### Written problem
Read the records and write them out again exactly.

Data records
-- Start --
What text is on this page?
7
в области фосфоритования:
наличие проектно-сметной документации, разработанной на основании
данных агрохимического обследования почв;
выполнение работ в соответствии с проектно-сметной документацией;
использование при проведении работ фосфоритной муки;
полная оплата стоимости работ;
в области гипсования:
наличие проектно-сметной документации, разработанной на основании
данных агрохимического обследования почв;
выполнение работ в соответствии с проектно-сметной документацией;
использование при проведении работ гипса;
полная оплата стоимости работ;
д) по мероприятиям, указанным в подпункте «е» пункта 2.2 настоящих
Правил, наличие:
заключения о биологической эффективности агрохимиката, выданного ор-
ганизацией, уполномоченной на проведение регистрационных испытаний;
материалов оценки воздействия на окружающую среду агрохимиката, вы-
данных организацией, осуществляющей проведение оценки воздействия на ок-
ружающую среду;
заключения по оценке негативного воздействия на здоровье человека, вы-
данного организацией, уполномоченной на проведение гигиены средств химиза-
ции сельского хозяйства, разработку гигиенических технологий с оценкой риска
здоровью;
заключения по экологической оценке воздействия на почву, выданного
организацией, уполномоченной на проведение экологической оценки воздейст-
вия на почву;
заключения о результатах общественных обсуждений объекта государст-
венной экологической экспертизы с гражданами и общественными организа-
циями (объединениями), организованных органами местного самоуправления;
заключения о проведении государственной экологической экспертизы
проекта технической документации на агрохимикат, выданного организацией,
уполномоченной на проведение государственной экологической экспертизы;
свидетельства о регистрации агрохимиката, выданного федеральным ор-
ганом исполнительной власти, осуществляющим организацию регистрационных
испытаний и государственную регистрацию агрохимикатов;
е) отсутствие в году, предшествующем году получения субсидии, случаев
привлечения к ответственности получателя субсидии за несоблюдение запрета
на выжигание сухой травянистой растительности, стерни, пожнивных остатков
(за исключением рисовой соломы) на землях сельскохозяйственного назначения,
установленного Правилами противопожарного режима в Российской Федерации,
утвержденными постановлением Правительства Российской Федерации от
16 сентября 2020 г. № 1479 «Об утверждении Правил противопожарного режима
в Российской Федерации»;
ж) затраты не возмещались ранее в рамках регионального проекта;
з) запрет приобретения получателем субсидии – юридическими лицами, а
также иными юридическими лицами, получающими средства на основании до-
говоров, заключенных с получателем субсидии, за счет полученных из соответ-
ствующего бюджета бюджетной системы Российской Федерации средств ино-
-- End --
### Written answer
What text is on this page?
7
в области фосфоритования:
наличие проектно-сметной документации, разработанной на основании
данных агрохимического обследования почв;
выполнение работ в соответствии с проектно-сметной документацией;
использование при проведении работ фосфоритной муки;
полная оплата стоимости работ;
в области гипсования:
наличие проектно-сметной документации, разработанной на основании
данных агрохимического обследования почв;
выполнение работ в соответствии с проектно-сметной документацией;
использование при проведении работ гипса;
полная оплата стоимости работ;
д) по мероприятиям, указанным в подпункте «е» пункта 2.2 настоящих
Правил, наличие:
заключения о биологической эффективности агрохимиката, выданного ор-
ганизацией, уполномоченной на проведение регистрационных испытаний;
материалов оценки воздействия на окружающую среду агрохимиката, вы-
данных организацией, осуществляющей проведение оценки воздействия на ок-
ружающую среду;
заключения по оценке негативного воздействия на здоровье человека, вы-
данного организацией, уполномоченной на проведение гигиены средств химиза-
ции сельского хозяйства, разработку гигиенических технологий с оценкой риска
здоровью;
заключения по экологической оценке воздействия на почву, выданного
организацией, уполномоченной на проведение экологической оценки воздейст-
вия на почву;
заключения о результатах общественных обсуждений объекта государст-
венной экологической экспертизы с гражданами и общественными организа-
циями (объединениями), организованных органами местного самоуправления;
заключения о проведении государственной экологической экспертизы
проекта технической документации на агрохимикат, выданного организацией,
уполномоченной на проведение государственной экологической экспертизы;
свидетельства о регистрации агрохимиката, выданного федеральным ор-
ганом исполнительной власти, осуществляющим организацию регистрационных
испытаний и государственную регистрацию агрохимикатов;
е) отсутствие в году, предшествующем году получения субсидии, случаев
привлечения к ответственности получателя субсидии за несоблюдение запрета
на выжигание сухой травянистой растительности, стерни, пожнивных остатков
(за исключением рисовой соломы) на землях сельскохозяйственного назначения,
установленного Правилами противопожарного режима в Российской Федерации,
утвержденными постановлением Правительства Российской Федерации от
16 сентября 2020 г. № 1479 «Об утверждении Правил противопожарного режима
в Российской Федерации»;
ж) затраты не возмещались ранее в рамках регионального проекта;
з) запрет приобретения получателем субсидии – юридическими лицами, а
также иными юридическими лицами, получающими средства на основании до-
говоров, заключенных с получателем субсидии, за счет полученных из соответ-
ствующего бюджета бюджетной системы Российской Федерации средств ино-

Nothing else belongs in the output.